◆ ITEMS ◆
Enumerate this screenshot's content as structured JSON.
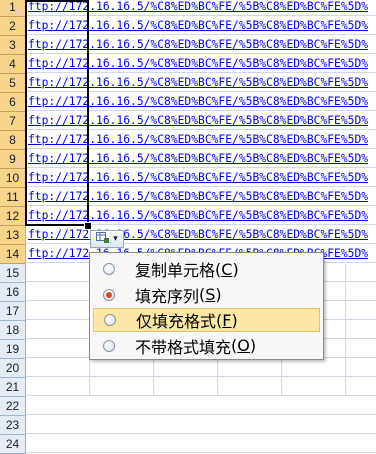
{
  "rows": [
    {
      "num": "1",
      "text": "ftp://172.16.16.5/%C8%ED%BC%FE/%5B%C8%ED%BC%FE%5D%"
    },
    {
      "num": "2",
      "text": "ftp://172.16.16.5/%C8%ED%BC%FE/%5B%C8%ED%BC%FE%5D%"
    },
    {
      "num": "3",
      "text": "ftp://172.16.16.5/%C8%ED%BC%FE/%5B%C8%ED%BC%FE%5D%"
    },
    {
      "num": "4",
      "text": "ftp://172.16.16.5/%C8%ED%BC%FE/%5B%C8%ED%BC%FE%5D%"
    },
    {
      "num": "5",
      "text": "ftp://172.16.16.5/%C8%ED%BC%FE/%5B%C8%ED%BC%FE%5D%"
    },
    {
      "num": "6",
      "text": "ftp://172.16.16.5/%C8%ED%BC%FE/%5B%C8%ED%BC%FE%5D%"
    },
    {
      "num": "7",
      "text": "ftp://172.16.16.5/%C8%ED%BC%FE/%5B%C8%ED%BC%FE%5D%"
    },
    {
      "num": "8",
      "text": "ftp://172.16.16.5/%C8%ED%BC%FE/%5B%C8%ED%BC%FE%5D%"
    },
    {
      "num": "9",
      "text": "ftp://172.16.16.5/%C8%ED%BC%FE/%5B%C8%ED%BC%FE%5D%"
    },
    {
      "num": "10",
      "text": "ftp://172.16.16.5/%C8%ED%BC%FE/%5B%C8%ED%BC%FE%5D%"
    },
    {
      "num": "11",
      "text": "ftp://172.16.16.5/%C8%ED%BC%FE/%5B%C8%ED%BC%FE%5D%"
    },
    {
      "num": "12",
      "text": "ftp://172.16.16.5/%C8%ED%BC%FE/%5B%C8%ED%BC%FE%5D%"
    },
    {
      "num": "13",
      "text": "ftp://172.16.16.5/%C8%ED%BC%FE/%5B%C8%ED%BC%FE%5D%"
    },
    {
      "num": "14",
      "text": "ftp://172.16.16.5/%C8%ED%BC%FE/%5B%C8%ED%BC%FE%5D%"
    },
    {
      "num": "15",
      "text": ""
    },
    {
      "num": "16",
      "text": ""
    },
    {
      "num": "17",
      "text": ""
    },
    {
      "num": "18",
      "text": ""
    },
    {
      "num": "19",
      "text": ""
    },
    {
      "num": "20",
      "text": ""
    },
    {
      "num": "21",
      "text": ""
    },
    {
      "num": "22",
      "text": ""
    },
    {
      "num": "23",
      "text": ""
    },
    {
      "num": "24",
      "text": ""
    }
  ],
  "autofill_button": {
    "icon": "autofill-options-icon",
    "arrow": "▾"
  },
  "menu": {
    "items": [
      {
        "label": "复制单元格",
        "key": "C",
        "selected": false
      },
      {
        "label": "填充序列",
        "key": "S",
        "selected": true
      },
      {
        "label": "仅填充格式",
        "key": "F",
        "selected": false
      },
      {
        "label": "不带格式填充",
        "key": "O",
        "selected": false
      }
    ],
    "hover_index": 2
  },
  "colors": {
    "selected_row_header": "#f8d38b",
    "row_header": "#e6ecf5",
    "hyperlink": "#0000ee",
    "menu_hover": "#fde7a7",
    "radio_on": "#d64a24"
  }
}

◆ AIM OF THE TASK ◆
Pictures are to be left out; the records above must be repeated word for word.

◆ IN RESPONSE ◆
Enumerate this screenshot's content as structured JSON.
{
  "rows": [
    {
      "num": "1",
      "text": "ftp://172.16.16.5/%C8%ED%BC%FE/%5B%C8%ED%BC%FE%5D%"
    },
    {
      "num": "2",
      "text": "ftp://172.16.16.5/%C8%ED%BC%FE/%5B%C8%ED%BC%FE%5D%"
    },
    {
      "num": "3",
      "text": "ftp://172.16.16.5/%C8%ED%BC%FE/%5B%C8%ED%BC%FE%5D%"
    },
    {
      "num": "4",
      "text": "ftp://172.16.16.5/%C8%ED%BC%FE/%5B%C8%ED%BC%FE%5D%"
    },
    {
      "num": "5",
      "text": "ftp://172.16.16.5/%C8%ED%BC%FE/%5B%C8%ED%BC%FE%5D%"
    },
    {
      "num": "6",
      "text": "ftp://172.16.16.5/%C8%ED%BC%FE/%5B%C8%ED%BC%FE%5D%"
    },
    {
      "num": "7",
      "text": "ftp://172.16.16.5/%C8%ED%BC%FE/%5B%C8%ED%BC%FE%5D%"
    },
    {
      "num": "8",
      "text": "ftp://172.16.16.5/%C8%ED%BC%FE/%5B%C8%ED%BC%FE%5D%"
    },
    {
      "num": "9",
      "text": "ftp://172.16.16.5/%C8%ED%BC%FE/%5B%C8%ED%BC%FE%5D%"
    },
    {
      "num": "10",
      "text": "ftp://172.16.16.5/%C8%ED%BC%FE/%5B%C8%ED%BC%FE%5D%"
    },
    {
      "num": "11",
      "text": "ftp://172.16.16.5/%C8%ED%BC%FE/%5B%C8%ED%BC%FE%5D%"
    },
    {
      "num": "12",
      "text": "ftp://172.16.16.5/%C8%ED%BC%FE/%5B%C8%ED%BC%FE%5D%"
    },
    {
      "num": "13",
      "text": "ftp://172.16.16.5/%C8%ED%BC%FE/%5B%C8%ED%BC%FE%5D%"
    },
    {
      "num": "14",
      "text": "ftp://172.16.16.5/%C8%ED%BC%FE/%5B%C8%ED%BC%FE%5D%"
    },
    {
      "num": "15",
      "text": ""
    },
    {
      "num": "16",
      "text": ""
    },
    {
      "num": "17",
      "text": ""
    },
    {
      "num": "18",
      "text": ""
    },
    {
      "num": "19",
      "text": ""
    },
    {
      "num": "20",
      "text": ""
    },
    {
      "num": "21",
      "text": ""
    },
    {
      "num": "22",
      "text": ""
    },
    {
      "num": "23",
      "text": ""
    },
    {
      "num": "24",
      "text": ""
    }
  ],
  "autofill_button": {
    "icon": "autofill-options-icon",
    "arrow": "▾"
  },
  "menu": {
    "items": [
      {
        "label": "复制单元格",
        "key": "C",
        "selected": false
      },
      {
        "label": "填充序列",
        "key": "S",
        "selected": true
      },
      {
        "label": "仅填充格式",
        "key": "F",
        "selected": false
      },
      {
        "label": "不带格式填充",
        "key": "O",
        "selected": false
      }
    ],
    "hover_index": 2
  },
  "colors": {
    "selected_row_header": "#f8d38b",
    "row_header": "#e6ecf5",
    "hyperlink": "#0000ee",
    "menu_hover": "#fde7a7",
    "radio_on": "#d64a24"
  }
}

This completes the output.